Required work -
Transcribe every line of the listing below without any deviation.

[Entries from a dataset]

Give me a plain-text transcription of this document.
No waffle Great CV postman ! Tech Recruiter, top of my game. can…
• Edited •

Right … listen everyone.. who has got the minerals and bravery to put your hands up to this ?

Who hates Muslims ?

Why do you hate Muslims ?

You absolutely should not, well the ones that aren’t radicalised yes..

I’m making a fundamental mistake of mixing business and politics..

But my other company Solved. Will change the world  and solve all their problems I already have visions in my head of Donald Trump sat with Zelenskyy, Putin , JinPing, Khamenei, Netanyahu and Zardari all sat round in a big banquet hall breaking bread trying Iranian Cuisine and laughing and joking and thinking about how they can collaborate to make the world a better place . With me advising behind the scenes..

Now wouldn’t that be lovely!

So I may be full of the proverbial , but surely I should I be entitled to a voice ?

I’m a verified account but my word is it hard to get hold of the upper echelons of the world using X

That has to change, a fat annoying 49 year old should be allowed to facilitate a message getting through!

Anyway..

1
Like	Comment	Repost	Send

Response below -
Give me a plain-text transcription of this document.
No waffle Great CV postman ! Tech Recruiter, top of my game. can…
• Edited •

Right … listen everyone.. who has got the minerals and bravery to put your hands up to this ?

Who hates Muslims ?

Why do you hate Muslims ?

You absolutely should not, well the ones that aren’t radicalised yes..

I’m making a fundamental mistake of mixing business and politics..

But my other company Solved. Will change the world  and solve all their problems I already have visions in my head of Donald Trump sat with Zelenskyy, Putin , JinPing, Khamenei, Netanyahu and Zardari all sat round in a big banquet hall breaking bread trying Iranian Cuisine and laughing and joking and thinking about how they can collaborate to make the world a better place . With me advising behind the scenes..

Now wouldn’t that be lovely!

So I may be full of the proverbial , but surely I should I be entitled to a voice ?

I’m a verified account but my word is it hard to get hold of the upper echelons of the world using X

That has to change, a fat annoying 49 year old should be allowed to facilitate a message getting through!

Anyway..

1
Like	Comment	Repost	Send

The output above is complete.